Zenit –  Mme Bokova, vous avez été reçue en audience par le Pape François le 2 mars au Vatican : que lui avez-vous dit ? Qu’est-ce que le pape François vous a dit ?

Mme Irina Bokova – L’audience pontificale avec le Saint Père a porté sur des sujets d’intérêt commun au Saint-Siège et à l’UNESCO, et ce en une année toute particulière puisque 2015 correspond au 70e anniversaire de l’Organisation, et que nous ne sommes qu’à quelques mois de l’adoption, par les Nations Unies, de l’agenda global pour le développement durable après-2015.

Les enjeux et défis à relever sont ainsi immenses et le propos s’est concentré sur l’impératif de préserver le « vivre ensemble » aujourd’hui alors même que nos sociétés font face à des défis croissants, touchant à la fragmentation du tissu social, à l’intolérance, voire au rejet de « l’autre » et au fondamentalisme violent.

Sa Sainteté a rappelé le rôle essentiel des Nations Unies comme plate-forme pour la coopération internationale, en exhortant à mettre l’accent sur les « oubliés du développement » et les marginalisés. L’UNESCO œuvre précisément dans ce domaine, en ciblant les « sans voix » et en contribuant à la promotion de l’autonomisation des groupes les plus vulnérables, et à bâtir des sociétés plus inclusives, notamment par le soutien à la pleine participation des jeunes et à l’autonomisation des femmes et des filles. Notre conversation a porté sur deux piliers essentiels, tant pour le Vatican, que pour notre Organisation : l’éducation et la culture.

La première est la matrice de la dignité humaine et un rempart manifeste contre l’exclusion et la pauvreté. L’accès à une éducation de qualité est au cœur même de notre mandat et le droit à l’éducation pour tous est promu avec force par l’UNESCO à travers nombre d’initiatives.

La deuxième car elle est un élément décisif du développement, une source de croissance, d’emplois, et d’inclusion. La culture, que l’on voit menacée dans de nombreux pays en conflits, constitue le terreau de l’identité et est devenue un enjeu pour la sécurité et pour la paix. Les destructions du patrimoine en Syrie et en Iraq sont des atteintes à l’humanité toute entière, dans son histoire, dans sa diversité et une perte irremplaçable pour les générations futures.

####################

## Exercice proposé a
Reproduisez telles quelles les lignes des enregistrements, en partant de celle qui contient "chart-title: OW chosen levels -R5905705 [117,416,362,434]" et en terminant par celle qui contient "x-axis-label: ˚C [230,744,248,762]", ces deux lignes comprises.

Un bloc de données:
####################

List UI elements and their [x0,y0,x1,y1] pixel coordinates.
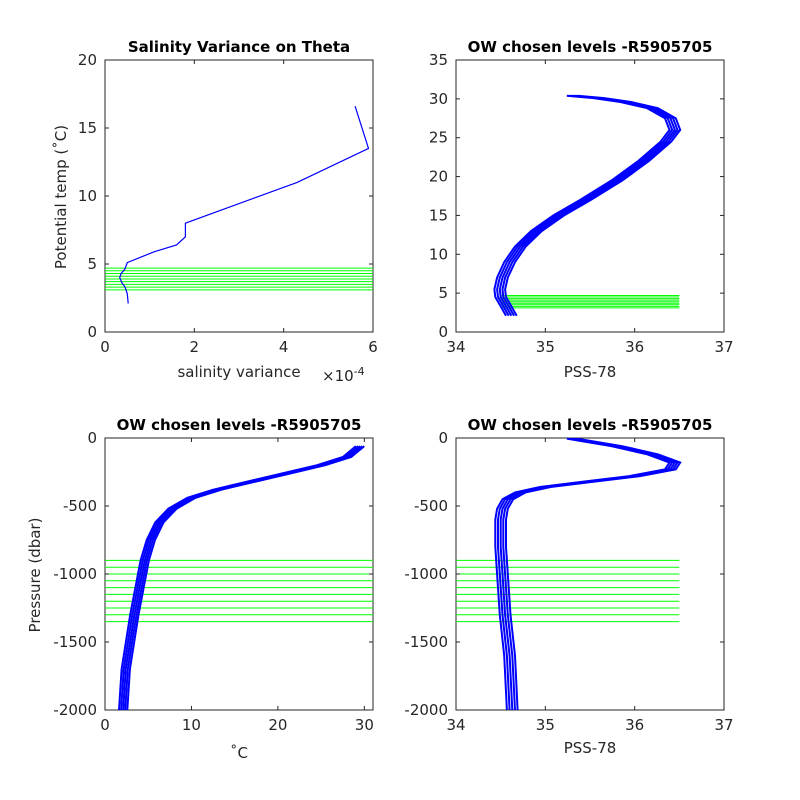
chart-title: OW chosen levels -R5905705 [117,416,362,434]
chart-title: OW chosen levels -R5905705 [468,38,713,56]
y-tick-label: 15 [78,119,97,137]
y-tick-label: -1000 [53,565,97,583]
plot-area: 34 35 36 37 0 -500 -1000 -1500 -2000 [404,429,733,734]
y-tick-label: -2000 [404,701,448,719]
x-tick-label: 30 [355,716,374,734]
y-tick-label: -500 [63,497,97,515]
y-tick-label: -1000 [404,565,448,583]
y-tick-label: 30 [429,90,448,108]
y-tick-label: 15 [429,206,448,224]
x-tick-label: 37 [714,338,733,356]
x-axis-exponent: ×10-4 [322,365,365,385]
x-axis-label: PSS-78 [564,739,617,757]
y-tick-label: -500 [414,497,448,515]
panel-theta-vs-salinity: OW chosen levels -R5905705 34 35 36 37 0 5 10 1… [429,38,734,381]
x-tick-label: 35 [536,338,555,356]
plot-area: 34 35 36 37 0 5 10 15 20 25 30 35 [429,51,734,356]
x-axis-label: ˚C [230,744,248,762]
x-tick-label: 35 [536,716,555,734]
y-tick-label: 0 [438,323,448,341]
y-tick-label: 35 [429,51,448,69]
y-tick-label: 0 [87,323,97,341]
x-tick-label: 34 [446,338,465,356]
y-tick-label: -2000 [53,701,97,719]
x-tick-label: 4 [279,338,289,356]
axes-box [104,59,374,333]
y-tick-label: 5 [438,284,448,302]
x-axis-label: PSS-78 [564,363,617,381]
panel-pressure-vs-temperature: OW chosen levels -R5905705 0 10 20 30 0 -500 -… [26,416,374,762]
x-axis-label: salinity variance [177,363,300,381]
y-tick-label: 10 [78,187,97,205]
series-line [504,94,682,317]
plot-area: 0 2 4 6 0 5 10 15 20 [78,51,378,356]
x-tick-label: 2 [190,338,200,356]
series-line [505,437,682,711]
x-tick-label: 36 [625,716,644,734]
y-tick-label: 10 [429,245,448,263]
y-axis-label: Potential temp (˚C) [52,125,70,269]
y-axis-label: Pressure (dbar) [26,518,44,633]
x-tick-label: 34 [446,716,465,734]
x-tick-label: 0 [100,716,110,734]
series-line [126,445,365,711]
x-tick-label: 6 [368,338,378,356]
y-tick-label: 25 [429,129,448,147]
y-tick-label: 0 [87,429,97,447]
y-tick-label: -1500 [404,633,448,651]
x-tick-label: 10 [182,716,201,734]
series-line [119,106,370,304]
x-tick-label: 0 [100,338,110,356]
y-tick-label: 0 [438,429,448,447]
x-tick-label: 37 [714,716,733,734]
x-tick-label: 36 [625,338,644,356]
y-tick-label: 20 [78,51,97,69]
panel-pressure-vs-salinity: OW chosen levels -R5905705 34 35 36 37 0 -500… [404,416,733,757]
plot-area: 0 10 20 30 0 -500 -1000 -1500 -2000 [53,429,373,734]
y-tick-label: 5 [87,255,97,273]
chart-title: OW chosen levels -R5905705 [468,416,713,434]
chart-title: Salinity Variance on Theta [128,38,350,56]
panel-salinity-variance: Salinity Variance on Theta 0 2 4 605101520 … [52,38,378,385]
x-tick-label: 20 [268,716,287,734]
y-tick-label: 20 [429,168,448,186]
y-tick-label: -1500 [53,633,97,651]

####################

## Exercice proposé b
Pour chacune des affirmations suivantes, indiquez par oui ou par non si elle concorde avec l'entretien, puis citez les mots de l'entretien qui tranchent. (i) L'année 2015 correspond au 70e anniversaire de l'UNESCO. (ii) L'audience avec le pape François a eu lieu le 2 mars au Vatican. (iii) Les destructions du patrimoine évoquées concernent la Libye.

## Résultat final a
chart-title: OW chosen levels -R5905705 [117,416,362,434]
chart-title: OW chosen levels -R5905705 [468,38,713,56]
y-tick-label: 15 [78,119,97,137]
y-tick-label: -1000 [53,565,97,583]
plot-area: 34 35 36 37 0 -500 -1000 -1500 -2000 [404,429,733,734]
y-tick-label: -2000 [404,701,448,719]
x-tick-label: 30 [355,716,374,734]
y-tick-label: -500 [63,497,97,515]
y-tick-label: -1000 [404,565,448,583]
y-tick-label: 30 [429,90,448,108]
y-tick-label: 15 [429,206,448,224]
x-tick-label: 37 [714,338,733,356]
x-axis-exponent: ×10-4 [322,365,365,385]
x-axis-label: PSS-78 [564,739,617,757]
y-tick-label: -500 [414,497,448,515]
panel-theta-vs-salinity: OW chosen levels -R5905705 34 35 36 37 0 5 10 1… [429,38,734,381]
x-tick-label: 35 [536,338,555,356]
plot-area: 34 35 36 37 0 5 10 15 20 25 30 35 [429,51,734,356]
x-axis-label: ˚C [230,744,248,762]

## Résultat final b
(i) Oui : « 2015 correspond au 70e anniversaire de l’Organisation ».
(ii) Oui : « reçue en audience par le Pape François le 2 mars au Vatican ».
(iii) Non : « Les destructions du patrimoine en Syrie et en Iraq ».